◆ Goal of the exercise:
Find the lines holding the string "JSON" in the data, then copy all of them.
### Excerpted data
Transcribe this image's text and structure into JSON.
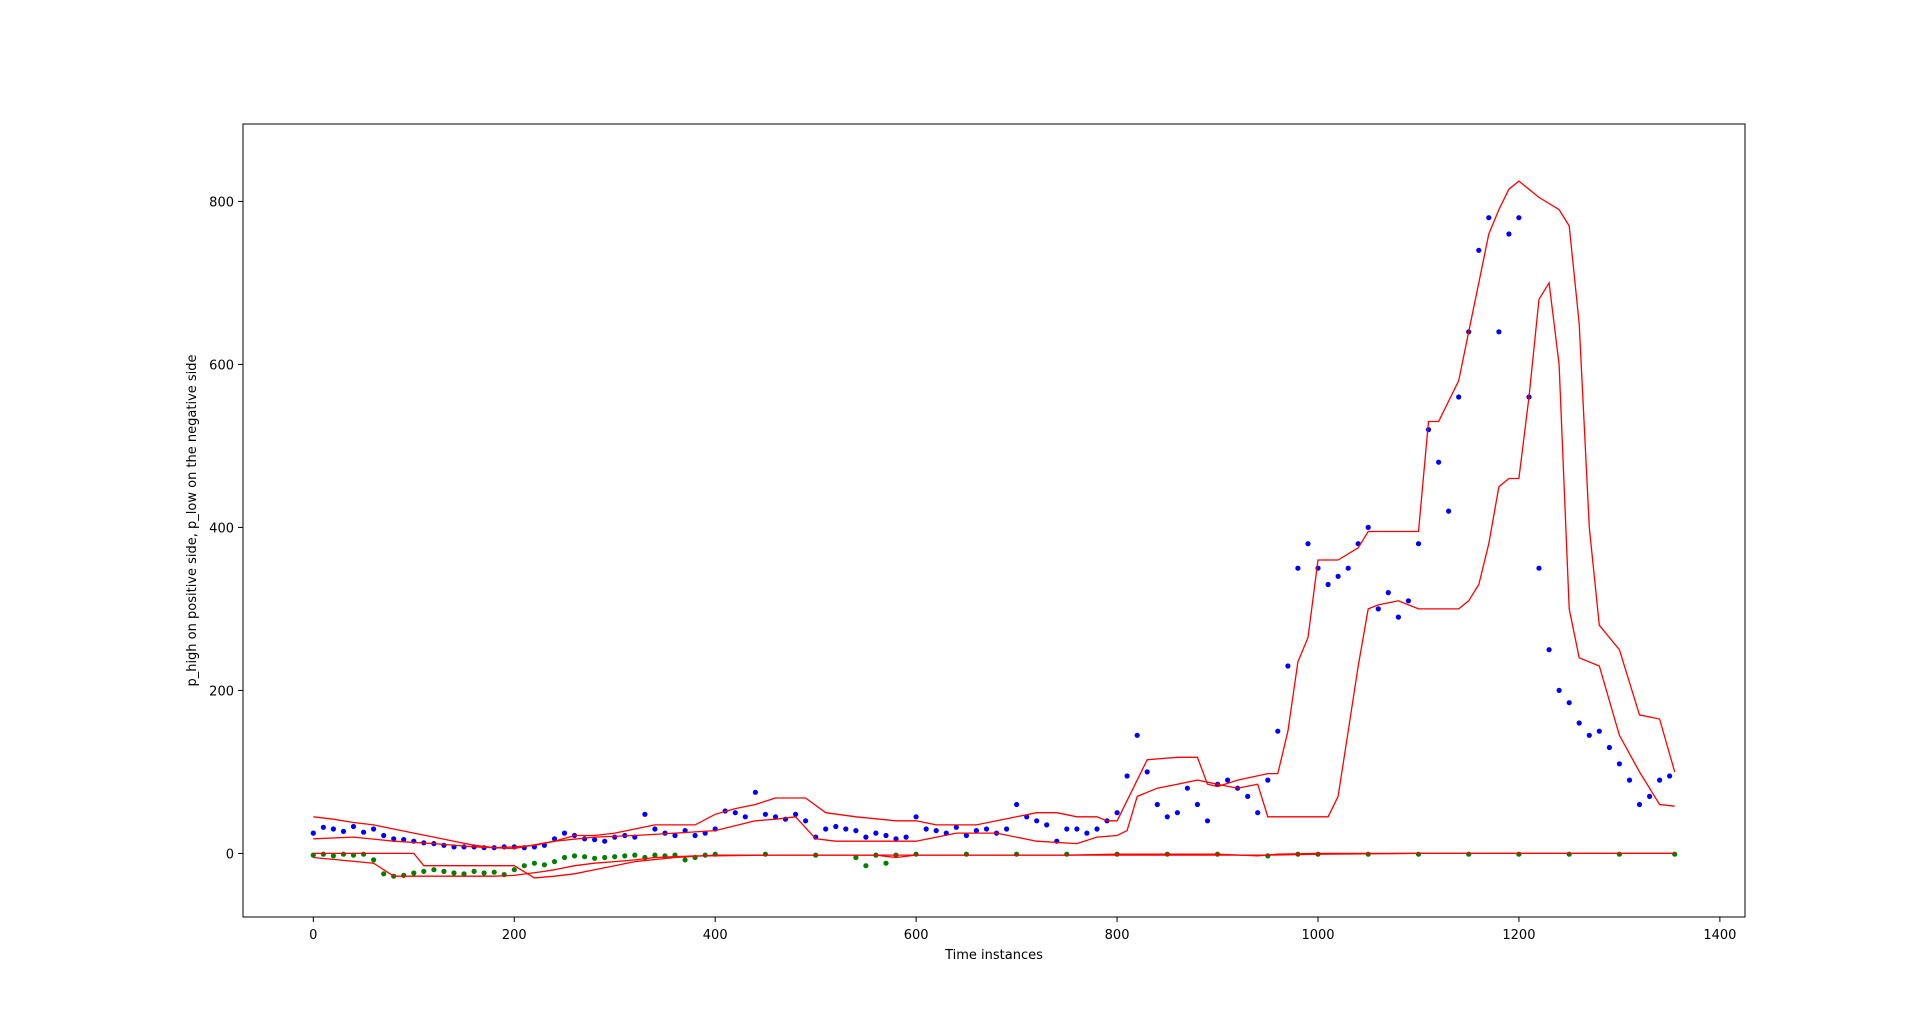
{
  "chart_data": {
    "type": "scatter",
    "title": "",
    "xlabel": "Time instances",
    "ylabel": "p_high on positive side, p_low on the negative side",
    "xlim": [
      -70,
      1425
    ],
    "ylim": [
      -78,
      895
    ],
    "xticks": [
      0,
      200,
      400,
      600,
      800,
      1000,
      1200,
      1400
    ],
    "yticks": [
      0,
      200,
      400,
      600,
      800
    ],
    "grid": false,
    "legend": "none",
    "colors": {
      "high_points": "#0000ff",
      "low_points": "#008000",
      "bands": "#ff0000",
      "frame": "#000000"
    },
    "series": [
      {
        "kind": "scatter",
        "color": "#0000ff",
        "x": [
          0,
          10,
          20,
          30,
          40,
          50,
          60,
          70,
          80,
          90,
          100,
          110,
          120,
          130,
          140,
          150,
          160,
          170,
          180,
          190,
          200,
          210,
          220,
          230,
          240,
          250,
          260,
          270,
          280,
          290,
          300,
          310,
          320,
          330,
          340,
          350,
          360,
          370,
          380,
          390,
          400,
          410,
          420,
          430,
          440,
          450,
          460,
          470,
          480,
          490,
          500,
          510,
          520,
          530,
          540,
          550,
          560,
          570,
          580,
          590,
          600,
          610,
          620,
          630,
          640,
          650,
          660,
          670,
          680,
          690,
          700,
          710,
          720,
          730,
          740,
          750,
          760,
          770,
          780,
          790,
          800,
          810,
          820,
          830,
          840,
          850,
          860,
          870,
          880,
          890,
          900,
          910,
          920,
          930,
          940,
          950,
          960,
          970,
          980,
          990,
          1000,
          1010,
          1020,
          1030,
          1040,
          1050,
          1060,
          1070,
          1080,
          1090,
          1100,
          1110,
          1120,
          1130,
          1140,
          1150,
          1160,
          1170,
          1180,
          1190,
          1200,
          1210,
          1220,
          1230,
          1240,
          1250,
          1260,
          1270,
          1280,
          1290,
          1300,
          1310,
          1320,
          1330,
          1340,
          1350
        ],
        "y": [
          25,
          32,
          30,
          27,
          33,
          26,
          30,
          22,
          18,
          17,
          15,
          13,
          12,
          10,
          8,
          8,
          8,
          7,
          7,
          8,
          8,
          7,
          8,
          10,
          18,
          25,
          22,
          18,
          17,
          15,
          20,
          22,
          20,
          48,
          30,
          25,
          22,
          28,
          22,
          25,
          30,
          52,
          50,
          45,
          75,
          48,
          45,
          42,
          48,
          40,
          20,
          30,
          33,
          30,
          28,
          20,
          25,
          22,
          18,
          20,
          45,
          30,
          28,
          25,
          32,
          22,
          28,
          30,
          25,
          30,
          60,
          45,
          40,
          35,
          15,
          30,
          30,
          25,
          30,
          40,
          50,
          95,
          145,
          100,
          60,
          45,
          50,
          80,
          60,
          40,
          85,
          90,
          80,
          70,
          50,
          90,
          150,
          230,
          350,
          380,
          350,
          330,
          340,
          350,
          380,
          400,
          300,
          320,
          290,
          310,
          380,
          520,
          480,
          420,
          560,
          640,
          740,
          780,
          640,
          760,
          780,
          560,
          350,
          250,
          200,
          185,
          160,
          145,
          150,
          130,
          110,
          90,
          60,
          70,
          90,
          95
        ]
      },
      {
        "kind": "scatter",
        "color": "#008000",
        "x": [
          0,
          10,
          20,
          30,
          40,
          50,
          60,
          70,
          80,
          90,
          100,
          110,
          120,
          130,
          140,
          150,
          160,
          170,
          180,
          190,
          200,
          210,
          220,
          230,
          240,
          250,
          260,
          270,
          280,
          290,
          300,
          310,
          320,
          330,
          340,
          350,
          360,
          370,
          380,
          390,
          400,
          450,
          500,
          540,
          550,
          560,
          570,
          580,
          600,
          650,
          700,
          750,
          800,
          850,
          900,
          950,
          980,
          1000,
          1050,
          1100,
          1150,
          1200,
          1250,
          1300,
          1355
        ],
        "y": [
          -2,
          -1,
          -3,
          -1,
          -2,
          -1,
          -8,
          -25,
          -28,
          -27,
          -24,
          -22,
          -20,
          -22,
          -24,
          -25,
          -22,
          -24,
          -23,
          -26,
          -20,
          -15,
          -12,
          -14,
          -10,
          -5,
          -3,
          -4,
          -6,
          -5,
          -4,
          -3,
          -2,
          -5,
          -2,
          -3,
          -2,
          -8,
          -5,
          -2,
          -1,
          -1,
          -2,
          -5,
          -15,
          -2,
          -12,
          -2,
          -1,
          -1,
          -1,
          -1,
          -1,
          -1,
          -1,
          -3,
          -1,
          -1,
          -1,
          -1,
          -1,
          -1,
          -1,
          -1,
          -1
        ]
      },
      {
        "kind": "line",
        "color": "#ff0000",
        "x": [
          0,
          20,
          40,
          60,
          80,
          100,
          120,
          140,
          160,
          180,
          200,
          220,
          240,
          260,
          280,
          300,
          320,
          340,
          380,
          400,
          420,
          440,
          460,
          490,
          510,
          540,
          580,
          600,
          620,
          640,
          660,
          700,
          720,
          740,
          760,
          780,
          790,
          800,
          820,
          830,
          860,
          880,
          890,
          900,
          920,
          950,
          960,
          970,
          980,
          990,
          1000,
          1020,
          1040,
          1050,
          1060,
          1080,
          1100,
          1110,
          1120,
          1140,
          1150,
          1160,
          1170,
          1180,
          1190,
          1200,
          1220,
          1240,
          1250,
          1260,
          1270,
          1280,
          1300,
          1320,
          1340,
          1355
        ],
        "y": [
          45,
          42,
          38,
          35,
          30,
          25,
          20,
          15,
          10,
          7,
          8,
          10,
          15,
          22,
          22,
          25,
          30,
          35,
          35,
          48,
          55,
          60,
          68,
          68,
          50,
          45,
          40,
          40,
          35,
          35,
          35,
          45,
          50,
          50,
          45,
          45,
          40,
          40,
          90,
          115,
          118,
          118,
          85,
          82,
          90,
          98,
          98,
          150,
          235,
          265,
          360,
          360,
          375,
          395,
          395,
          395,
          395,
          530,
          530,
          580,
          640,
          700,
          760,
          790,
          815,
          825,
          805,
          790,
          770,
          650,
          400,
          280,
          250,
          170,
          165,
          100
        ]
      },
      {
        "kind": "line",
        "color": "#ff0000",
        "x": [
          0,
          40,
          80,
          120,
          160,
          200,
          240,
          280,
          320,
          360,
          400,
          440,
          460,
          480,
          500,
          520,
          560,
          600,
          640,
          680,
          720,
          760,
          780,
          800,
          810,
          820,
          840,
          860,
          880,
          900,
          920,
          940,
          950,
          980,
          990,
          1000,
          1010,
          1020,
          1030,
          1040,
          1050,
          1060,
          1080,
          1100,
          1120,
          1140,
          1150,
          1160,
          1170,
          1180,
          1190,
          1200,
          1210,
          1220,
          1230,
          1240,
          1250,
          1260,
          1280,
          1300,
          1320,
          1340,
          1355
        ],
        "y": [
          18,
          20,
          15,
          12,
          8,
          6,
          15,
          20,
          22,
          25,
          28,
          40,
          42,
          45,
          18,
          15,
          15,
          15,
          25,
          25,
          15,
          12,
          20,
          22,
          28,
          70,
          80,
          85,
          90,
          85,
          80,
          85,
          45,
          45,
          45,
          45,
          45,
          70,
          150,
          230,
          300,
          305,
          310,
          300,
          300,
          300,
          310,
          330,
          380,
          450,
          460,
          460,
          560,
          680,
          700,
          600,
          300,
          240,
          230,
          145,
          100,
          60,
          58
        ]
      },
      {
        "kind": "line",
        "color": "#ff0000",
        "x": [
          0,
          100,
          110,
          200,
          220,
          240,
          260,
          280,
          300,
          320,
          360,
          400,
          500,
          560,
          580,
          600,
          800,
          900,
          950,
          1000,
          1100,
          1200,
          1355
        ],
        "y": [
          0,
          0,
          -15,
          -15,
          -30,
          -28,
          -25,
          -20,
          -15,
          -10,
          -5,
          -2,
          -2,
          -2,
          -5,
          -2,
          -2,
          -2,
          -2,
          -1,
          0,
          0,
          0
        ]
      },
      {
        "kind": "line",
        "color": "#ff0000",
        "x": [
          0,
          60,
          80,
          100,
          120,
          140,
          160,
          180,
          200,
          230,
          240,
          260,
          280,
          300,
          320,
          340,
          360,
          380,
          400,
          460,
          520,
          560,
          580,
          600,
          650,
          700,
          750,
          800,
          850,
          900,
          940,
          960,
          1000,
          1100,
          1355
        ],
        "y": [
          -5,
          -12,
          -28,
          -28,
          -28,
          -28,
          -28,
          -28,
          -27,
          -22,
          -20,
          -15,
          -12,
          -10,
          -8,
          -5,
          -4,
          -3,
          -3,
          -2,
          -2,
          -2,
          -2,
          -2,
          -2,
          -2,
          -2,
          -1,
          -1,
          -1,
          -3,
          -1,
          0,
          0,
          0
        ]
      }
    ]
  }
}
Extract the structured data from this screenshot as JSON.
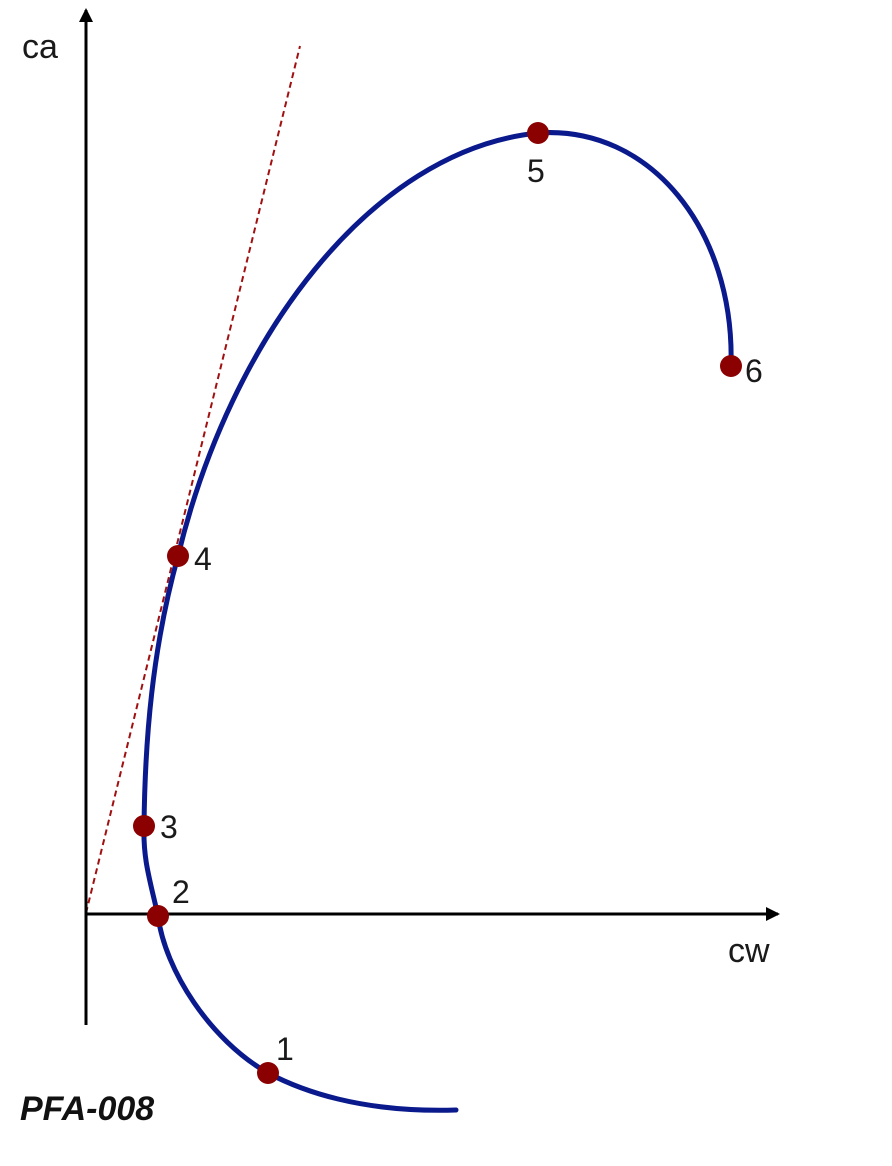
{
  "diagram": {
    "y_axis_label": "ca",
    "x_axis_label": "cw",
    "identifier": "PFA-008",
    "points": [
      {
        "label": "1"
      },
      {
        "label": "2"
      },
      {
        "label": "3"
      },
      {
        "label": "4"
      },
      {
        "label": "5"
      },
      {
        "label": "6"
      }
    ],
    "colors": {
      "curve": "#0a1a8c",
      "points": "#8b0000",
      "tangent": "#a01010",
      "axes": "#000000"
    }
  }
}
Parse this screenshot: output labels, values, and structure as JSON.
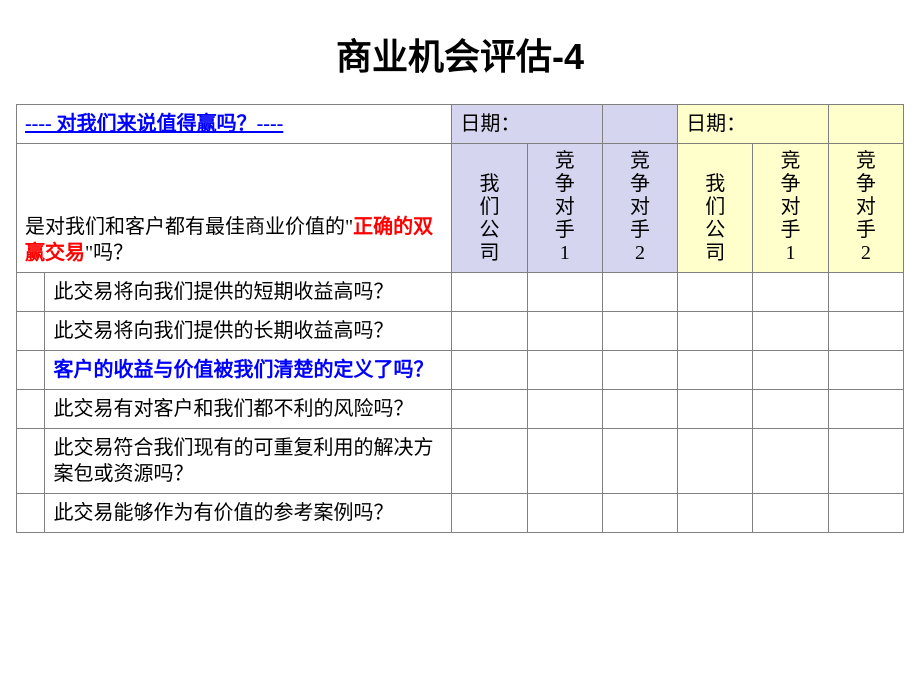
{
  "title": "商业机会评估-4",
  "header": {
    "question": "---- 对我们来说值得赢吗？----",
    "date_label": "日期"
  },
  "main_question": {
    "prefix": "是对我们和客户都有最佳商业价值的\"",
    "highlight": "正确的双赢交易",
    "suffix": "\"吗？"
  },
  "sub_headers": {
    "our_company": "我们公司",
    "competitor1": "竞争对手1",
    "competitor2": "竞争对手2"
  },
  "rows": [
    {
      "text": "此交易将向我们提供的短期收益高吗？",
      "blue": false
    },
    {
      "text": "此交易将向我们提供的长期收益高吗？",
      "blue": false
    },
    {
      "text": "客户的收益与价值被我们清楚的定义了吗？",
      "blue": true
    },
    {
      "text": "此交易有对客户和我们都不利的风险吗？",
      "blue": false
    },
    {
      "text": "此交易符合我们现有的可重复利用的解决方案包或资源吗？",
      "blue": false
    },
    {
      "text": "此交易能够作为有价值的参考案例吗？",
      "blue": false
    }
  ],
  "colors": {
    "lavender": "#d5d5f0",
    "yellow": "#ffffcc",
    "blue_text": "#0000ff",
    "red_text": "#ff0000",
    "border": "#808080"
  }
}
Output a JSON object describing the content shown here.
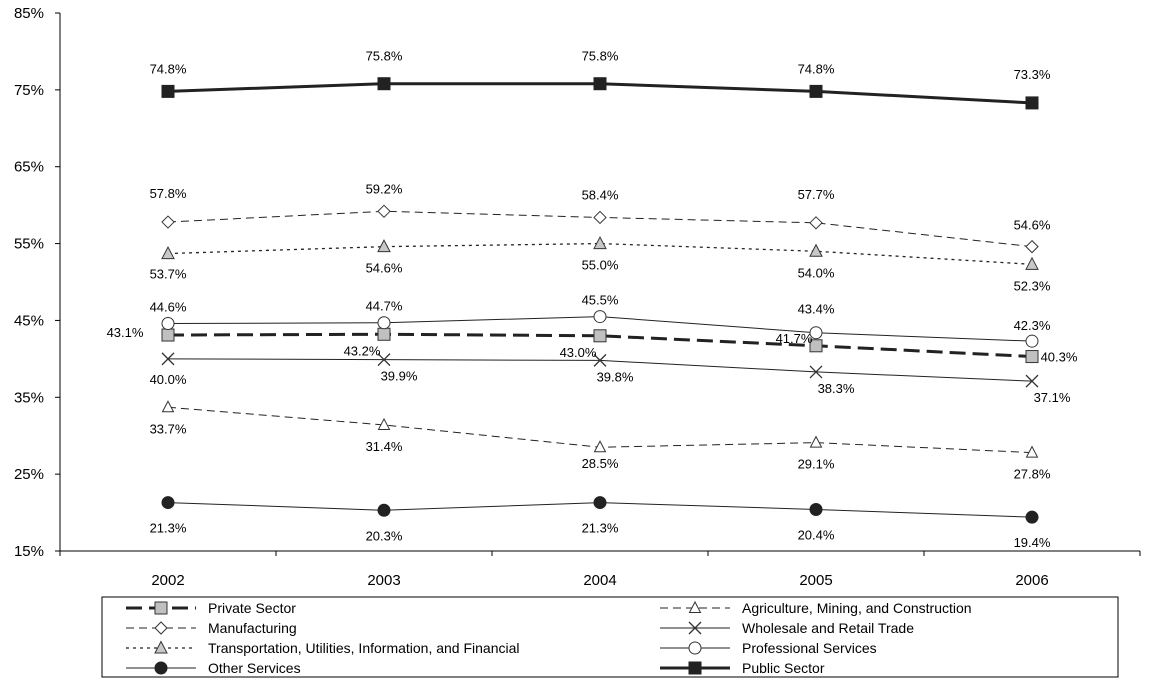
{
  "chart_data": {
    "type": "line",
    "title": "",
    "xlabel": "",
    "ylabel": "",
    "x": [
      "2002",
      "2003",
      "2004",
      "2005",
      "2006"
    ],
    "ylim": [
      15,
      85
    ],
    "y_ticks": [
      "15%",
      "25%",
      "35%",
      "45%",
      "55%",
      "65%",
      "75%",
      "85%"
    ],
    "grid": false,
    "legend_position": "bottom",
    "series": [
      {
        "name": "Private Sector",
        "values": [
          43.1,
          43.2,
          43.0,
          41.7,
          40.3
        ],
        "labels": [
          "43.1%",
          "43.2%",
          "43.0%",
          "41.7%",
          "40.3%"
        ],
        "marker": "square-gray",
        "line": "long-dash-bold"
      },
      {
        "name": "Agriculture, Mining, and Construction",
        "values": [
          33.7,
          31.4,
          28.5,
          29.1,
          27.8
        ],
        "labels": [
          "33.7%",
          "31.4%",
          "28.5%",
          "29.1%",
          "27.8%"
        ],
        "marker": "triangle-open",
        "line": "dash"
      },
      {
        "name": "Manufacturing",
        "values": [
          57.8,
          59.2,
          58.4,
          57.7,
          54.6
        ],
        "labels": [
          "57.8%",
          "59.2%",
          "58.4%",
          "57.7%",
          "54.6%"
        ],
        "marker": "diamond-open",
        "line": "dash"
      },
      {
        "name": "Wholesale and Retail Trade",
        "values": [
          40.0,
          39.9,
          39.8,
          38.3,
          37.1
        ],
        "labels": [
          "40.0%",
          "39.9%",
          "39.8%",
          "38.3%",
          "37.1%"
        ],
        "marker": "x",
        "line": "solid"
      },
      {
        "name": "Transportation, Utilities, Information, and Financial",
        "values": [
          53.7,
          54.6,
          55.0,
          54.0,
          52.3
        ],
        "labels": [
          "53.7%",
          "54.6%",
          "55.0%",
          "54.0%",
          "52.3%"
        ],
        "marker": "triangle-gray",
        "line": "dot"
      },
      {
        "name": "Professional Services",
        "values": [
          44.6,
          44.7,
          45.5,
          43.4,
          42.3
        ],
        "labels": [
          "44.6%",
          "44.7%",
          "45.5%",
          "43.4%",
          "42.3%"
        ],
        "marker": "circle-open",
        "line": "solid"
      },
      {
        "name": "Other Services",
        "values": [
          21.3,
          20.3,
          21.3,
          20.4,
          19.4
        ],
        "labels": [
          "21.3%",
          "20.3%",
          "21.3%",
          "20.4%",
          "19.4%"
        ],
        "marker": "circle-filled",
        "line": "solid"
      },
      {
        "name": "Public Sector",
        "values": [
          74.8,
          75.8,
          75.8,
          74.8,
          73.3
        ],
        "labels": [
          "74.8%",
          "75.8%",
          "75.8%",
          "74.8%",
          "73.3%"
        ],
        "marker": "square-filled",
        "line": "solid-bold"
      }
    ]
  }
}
######
◆ Finished task:
Transcribe this image's text and structure into JSON.
Extract the structured data from this screenshot as JSON.
Parse this screenshot: output labels, values, and structure as JSON.
Output a JSON object describing the content shown here.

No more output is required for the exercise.